Work to complete =>
All of the material below is to be restated word for word, apart from the pictures.

════════════════

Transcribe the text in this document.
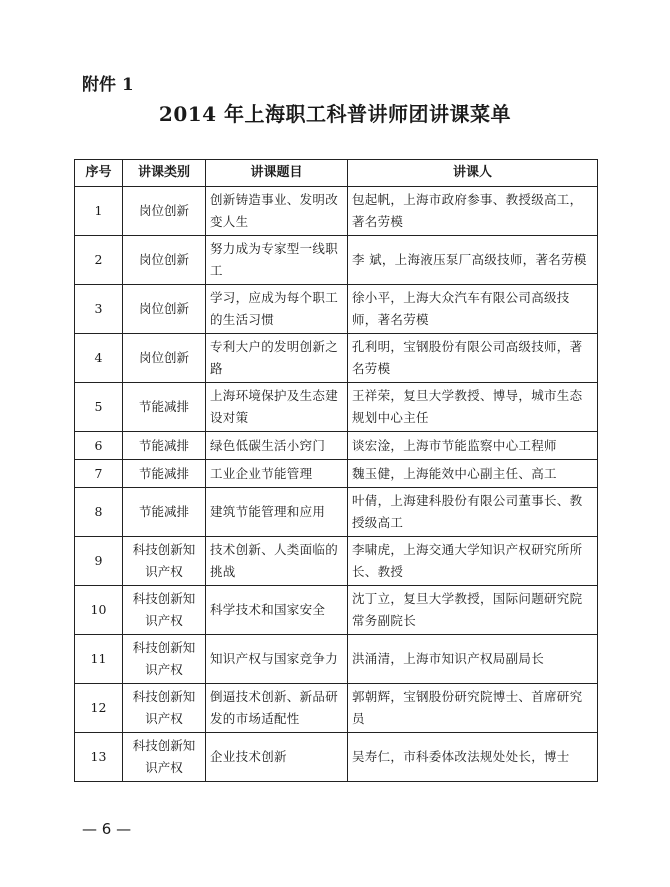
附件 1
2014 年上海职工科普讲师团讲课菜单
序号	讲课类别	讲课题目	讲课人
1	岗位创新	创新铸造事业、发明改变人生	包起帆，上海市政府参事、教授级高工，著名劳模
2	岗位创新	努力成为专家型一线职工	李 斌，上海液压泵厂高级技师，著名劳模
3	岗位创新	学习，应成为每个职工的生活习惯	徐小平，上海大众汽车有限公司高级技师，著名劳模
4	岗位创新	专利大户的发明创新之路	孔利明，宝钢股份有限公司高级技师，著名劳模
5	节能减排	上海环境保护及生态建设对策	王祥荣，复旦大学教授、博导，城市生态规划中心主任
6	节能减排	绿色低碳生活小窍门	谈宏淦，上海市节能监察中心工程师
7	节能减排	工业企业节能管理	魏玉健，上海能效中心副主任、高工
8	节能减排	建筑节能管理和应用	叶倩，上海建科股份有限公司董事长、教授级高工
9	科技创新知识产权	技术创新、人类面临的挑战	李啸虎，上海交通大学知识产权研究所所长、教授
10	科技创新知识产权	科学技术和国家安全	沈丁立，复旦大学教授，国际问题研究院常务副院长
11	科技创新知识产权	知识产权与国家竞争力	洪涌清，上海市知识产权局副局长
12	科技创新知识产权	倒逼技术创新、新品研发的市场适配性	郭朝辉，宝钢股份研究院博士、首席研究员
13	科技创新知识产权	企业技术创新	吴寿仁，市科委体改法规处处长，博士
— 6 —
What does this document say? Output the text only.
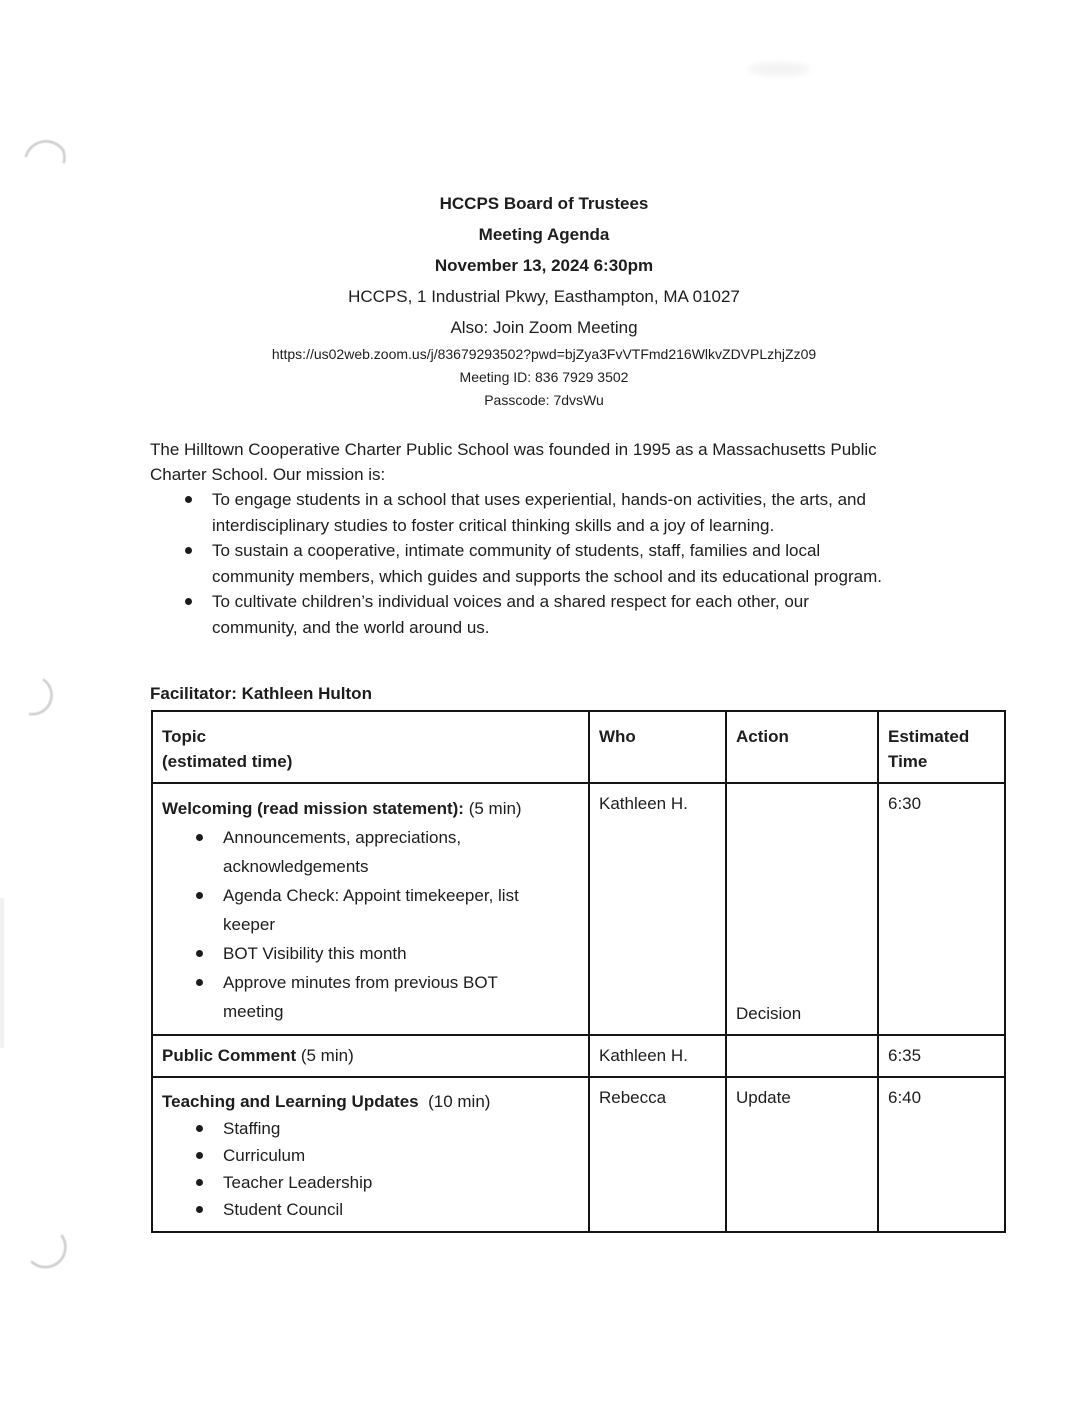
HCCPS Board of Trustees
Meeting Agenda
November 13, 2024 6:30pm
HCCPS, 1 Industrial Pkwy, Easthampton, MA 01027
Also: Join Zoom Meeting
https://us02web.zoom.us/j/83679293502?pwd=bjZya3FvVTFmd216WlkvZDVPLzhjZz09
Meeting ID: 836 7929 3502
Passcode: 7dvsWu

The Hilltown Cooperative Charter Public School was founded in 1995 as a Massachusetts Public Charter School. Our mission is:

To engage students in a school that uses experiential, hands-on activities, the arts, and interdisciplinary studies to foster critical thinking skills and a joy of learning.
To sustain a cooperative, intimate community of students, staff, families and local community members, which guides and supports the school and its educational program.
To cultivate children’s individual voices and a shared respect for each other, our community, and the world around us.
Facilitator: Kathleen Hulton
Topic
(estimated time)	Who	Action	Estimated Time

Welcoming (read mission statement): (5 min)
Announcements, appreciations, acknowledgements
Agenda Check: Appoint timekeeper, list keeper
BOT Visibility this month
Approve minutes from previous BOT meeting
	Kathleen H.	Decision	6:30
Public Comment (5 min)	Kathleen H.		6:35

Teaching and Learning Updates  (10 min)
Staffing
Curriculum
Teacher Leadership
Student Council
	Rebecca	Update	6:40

════════════════

The output =>
Transcribe the text in this document.
附件 1
2014 年上海职工科普讲师团讲课菜单
序号	讲课类别	讲课题目	讲课人
1	岗位创新	创新铸造事业、发明改变人生	包起帆，上海市政府参事、教授级高工，著名劳模
2	岗位创新	努力成为专家型一线职工	李 斌，上海液压泵厂高级技师，著名劳模
3	岗位创新	学习，应成为每个职工的生活习惯	徐小平，上海大众汽车有限公司高级技师，著名劳模
4	岗位创新	专利大户的发明创新之路	孔利明，宝钢股份有限公司高级技师，著名劳模
5	节能减排	上海环境保护及生态建设对策	王祥荣，复旦大学教授、博导，城市生态规划中心主任
6	节能减排	绿色低碳生活小窍门	谈宏淦，上海市节能监察中心工程师
7	节能减排	工业企业节能管理	魏玉健，上海能效中心副主任、高工
8	节能减排	建筑节能管理和应用	叶倩，上海建科股份有限公司董事长、教授级高工
9	科技创新知识产权	技术创新、人类面临的挑战	李啸虎，上海交通大学知识产权研究所所长、教授
10	科技创新知识产权	科学技术和国家安全	沈丁立，复旦大学教授，国际问题研究院常务副院长
11	科技创新知识产权	知识产权与国家竞争力	洪涌清，上海市知识产权局副局长
12	科技创新知识产权	倒逼技术创新、新品研发的市场适配性	郭朝辉，宝钢股份研究院博士、首席研究员
13	科技创新知识产权	企业技术创新	吴寿仁，市科委体改法规处处长，博士
— 6 —
What does this document say? Output the text only.
HCCPS Board of Trustees
Meeting Agenda
November 13, 2024 6:30pm
HCCPS, 1 Industrial Pkwy, Easthampton, MA 01027
Also: Join Zoom Meeting
https://us02web.zoom.us/j/83679293502?pwd=bjZya3FvVTFmd216WlkvZDVPLzhjZz09
Meeting ID: 836 7929 3502
Passcode: 7dvsWu

The Hilltown Cooperative Charter Public School was founded in 1995 as a Massachusetts Public Charter School. Our mission is:

To engage students in a school that uses experiential, hands-on activities, the arts, and interdisciplinary studies to foster critical thinking skills and a joy of learning.
To sustain a cooperative, intimate community of students, staff, families and local community members, which guides and supports the school and its educational program.
To cultivate children’s individual voices and a shared respect for each other, our community, and the world around us.
Facilitator: Kathleen Hulton
Topic
(estimated time)	Who	Action	Estimated Time

Welcoming (read mission statement): (5 min)
Announcements, appreciations, acknowledgements
Agenda Check: Appoint timekeeper, list keeper
BOT Visibility this month
Approve minutes from previous BOT meeting
	Kathleen H.	Decision	6:30
Public Comment (5 min)	Kathleen H.		6:35

Teaching and Learning Updates  (10 min)
Staffing
Curriculum
Teacher Leadership
Student Council
	Rebecca	Update	6:40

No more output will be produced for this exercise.